> [TUGAS ANDA]: Ulangi semua item di bawah ini baris demi baris, tanpa mengubah satu huruf pun.

> [ISI KUMPULAN DATA]:
════════════════════

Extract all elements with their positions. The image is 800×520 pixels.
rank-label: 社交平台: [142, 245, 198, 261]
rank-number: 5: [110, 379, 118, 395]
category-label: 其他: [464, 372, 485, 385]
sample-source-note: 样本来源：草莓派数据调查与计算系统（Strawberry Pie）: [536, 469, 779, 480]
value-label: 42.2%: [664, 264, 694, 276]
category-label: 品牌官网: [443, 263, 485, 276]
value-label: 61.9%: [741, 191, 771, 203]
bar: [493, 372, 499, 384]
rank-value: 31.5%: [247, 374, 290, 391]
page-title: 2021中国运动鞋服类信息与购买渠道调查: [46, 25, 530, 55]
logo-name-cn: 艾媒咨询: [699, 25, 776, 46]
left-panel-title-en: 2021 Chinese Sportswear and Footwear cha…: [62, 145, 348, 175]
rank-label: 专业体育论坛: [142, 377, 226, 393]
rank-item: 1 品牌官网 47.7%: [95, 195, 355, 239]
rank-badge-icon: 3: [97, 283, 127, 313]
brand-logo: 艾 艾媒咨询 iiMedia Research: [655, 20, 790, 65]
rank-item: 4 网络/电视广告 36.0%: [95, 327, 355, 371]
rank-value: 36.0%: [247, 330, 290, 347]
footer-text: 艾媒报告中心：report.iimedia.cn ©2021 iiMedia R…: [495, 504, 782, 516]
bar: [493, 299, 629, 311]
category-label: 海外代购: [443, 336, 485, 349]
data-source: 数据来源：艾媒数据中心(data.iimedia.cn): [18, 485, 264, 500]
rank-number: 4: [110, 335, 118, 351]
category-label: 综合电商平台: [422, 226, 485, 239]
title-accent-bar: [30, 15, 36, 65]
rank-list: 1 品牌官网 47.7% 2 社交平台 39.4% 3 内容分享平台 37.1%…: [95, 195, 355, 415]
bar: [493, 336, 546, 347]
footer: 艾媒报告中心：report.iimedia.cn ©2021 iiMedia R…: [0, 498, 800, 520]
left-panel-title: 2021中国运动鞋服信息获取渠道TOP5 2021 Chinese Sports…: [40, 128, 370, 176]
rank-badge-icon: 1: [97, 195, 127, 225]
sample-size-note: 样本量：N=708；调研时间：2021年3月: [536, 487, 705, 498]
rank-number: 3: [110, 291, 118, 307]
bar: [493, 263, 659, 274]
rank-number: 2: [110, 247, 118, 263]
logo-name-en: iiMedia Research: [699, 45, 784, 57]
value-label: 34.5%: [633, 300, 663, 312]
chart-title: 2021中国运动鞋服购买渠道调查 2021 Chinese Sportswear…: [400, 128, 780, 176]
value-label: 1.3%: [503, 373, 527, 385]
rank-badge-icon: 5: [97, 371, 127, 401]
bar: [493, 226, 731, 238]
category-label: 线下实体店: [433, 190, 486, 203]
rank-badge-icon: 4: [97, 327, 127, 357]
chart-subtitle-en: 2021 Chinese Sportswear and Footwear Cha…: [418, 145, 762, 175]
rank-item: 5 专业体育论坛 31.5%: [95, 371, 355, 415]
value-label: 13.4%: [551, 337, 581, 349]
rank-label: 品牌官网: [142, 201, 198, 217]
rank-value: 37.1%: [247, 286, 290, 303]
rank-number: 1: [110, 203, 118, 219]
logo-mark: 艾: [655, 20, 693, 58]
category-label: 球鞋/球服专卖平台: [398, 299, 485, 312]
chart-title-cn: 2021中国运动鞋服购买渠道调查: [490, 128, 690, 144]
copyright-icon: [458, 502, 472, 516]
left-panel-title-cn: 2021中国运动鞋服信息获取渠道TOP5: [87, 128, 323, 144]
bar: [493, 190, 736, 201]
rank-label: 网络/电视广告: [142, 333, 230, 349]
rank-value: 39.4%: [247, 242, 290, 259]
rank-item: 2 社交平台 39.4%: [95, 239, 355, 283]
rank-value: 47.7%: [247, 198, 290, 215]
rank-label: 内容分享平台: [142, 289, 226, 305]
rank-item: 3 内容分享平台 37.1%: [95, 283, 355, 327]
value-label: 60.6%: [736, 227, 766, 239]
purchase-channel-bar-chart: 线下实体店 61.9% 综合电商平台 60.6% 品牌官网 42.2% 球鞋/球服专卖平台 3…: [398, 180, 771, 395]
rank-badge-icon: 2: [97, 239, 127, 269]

════════════════════

> [TUGAS SELESAI]:
Extract all elements with their positions. The image is 800×520 pixels.
rank-label: 社交平台: [142, 245, 198, 261]
rank-number: 5: [110, 379, 118, 395]
category-label: 其他: [464, 372, 485, 385]
sample-source-note: 样本来源：草莓派数据调查与计算系统（Strawberry Pie）: [536, 469, 779, 480]
value-label: 42.2%: [664, 264, 694, 276]
category-label: 品牌官网: [443, 263, 485, 276]
value-label: 61.9%: [741, 191, 771, 203]
bar: [493, 372, 499, 384]
rank-value: 31.5%: [247, 374, 290, 391]
page-title: 2021中国运动鞋服类信息与购买渠道调查: [46, 25, 530, 55]
logo-name-cn: 艾媒咨询: [699, 25, 776, 46]
left-panel-title-en: 2021 Chinese Sportswear and Footwear cha…: [62, 145, 348, 175]
rank-label: 专业体育论坛: [142, 377, 226, 393]
rank-item: 1 品牌官网 47.7%: [95, 195, 355, 239]
rank-badge-icon: 3: [97, 283, 127, 313]
brand-logo: 艾 艾媒咨询 iiMedia Research: [655, 20, 790, 65]
rank-item: 4 网络/电视广告 36.0%: [95, 327, 355, 371]
rank-value: 36.0%: [247, 330, 290, 347]
footer-text: 艾媒报告中心：report.iimedia.cn ©2021 iiMedia R…: [495, 504, 782, 516]
bar: [493, 299, 629, 311]
category-label: 海外代购: [443, 336, 485, 349]
data-source: 数据来源：艾媒数据中心(data.iimedia.cn): [18, 485, 264, 500]
rank-number: 4: [110, 335, 118, 351]
category-label: 综合电商平台: [422, 226, 485, 239]
title-accent-bar: [30, 15, 36, 65]
rank-list: 1 品牌官网 47.7% 2 社交平台 39.4% 3 内容分享平台 37.1%…: [95, 195, 355, 415]
bar: [493, 336, 546, 347]
footer: 艾媒报告中心：report.iimedia.cn ©2021 iiMedia R…: [0, 498, 800, 520]
left-panel-title: 2021中国运动鞋服信息获取渠道TOP5 2021 Chinese Sports…: [40, 128, 370, 176]
rank-badge-icon: 1: [97, 195, 127, 225]
sample-size-note: 样本量：N=708；调研时间：2021年3月: [536, 487, 705, 498]
rank-number: 3: [110, 291, 118, 307]
bar: [493, 263, 659, 274]
rank-number: 2: [110, 247, 118, 263]
logo-name-en: iiMedia Research: [699, 45, 784, 57]
value-label: 34.5%: [633, 300, 663, 312]
chart-title: 2021中国运动鞋服购买渠道调查 2021 Chinese Sportswear…: [400, 128, 780, 176]
value-label: 1.3%: [503, 373, 527, 385]
rank-badge-icon: 5: [97, 371, 127, 401]
bar: [493, 226, 731, 238]
category-label: 线下实体店: [433, 190, 486, 203]
rank-badge-icon: 4: [97, 327, 127, 357]
chart-subtitle-en: 2021 Chinese Sportswear and Footwear Cha…: [418, 145, 762, 175]
rank-item: 5 专业体育论坛 31.5%: [95, 371, 355, 415]
value-label: 13.4%: [551, 337, 581, 349]
rank-label: 品牌官网: [142, 201, 198, 217]
rank-value: 37.1%: [247, 286, 290, 303]
rank-number: 1: [110, 203, 118, 219]
logo-mark: 艾: [655, 20, 693, 58]
category-label: 球鞋/球服专卖平台: [398, 299, 485, 312]
chart-title-cn: 2021中国运动鞋服购买渠道调查: [490, 128, 690, 144]
copyright-icon: [458, 502, 472, 516]
left-panel-title-cn: 2021中国运动鞋服信息获取渠道TOP5: [87, 128, 323, 144]
bar: [493, 190, 736, 201]
rank-label: 网络/电视广告: [142, 333, 230, 349]
rank-value: 39.4%: [247, 242, 290, 259]
rank-item: 2 社交平台 39.4%: [95, 239, 355, 283]
rank-value: 47.7%: [247, 198, 290, 215]
rank-label: 内容分享平台: [142, 289, 226, 305]
rank-item: 3 内容分享平台 37.1%: [95, 283, 355, 327]
value-label: 60.6%: [736, 227, 766, 239]
purchase-channel-bar-chart: 线下实体店 61.9% 综合电商平台 60.6% 品牌官网 42.2% 球鞋/球服专卖平台 3…: [398, 180, 771, 395]
rank-badge-icon: 2: [97, 239, 127, 269]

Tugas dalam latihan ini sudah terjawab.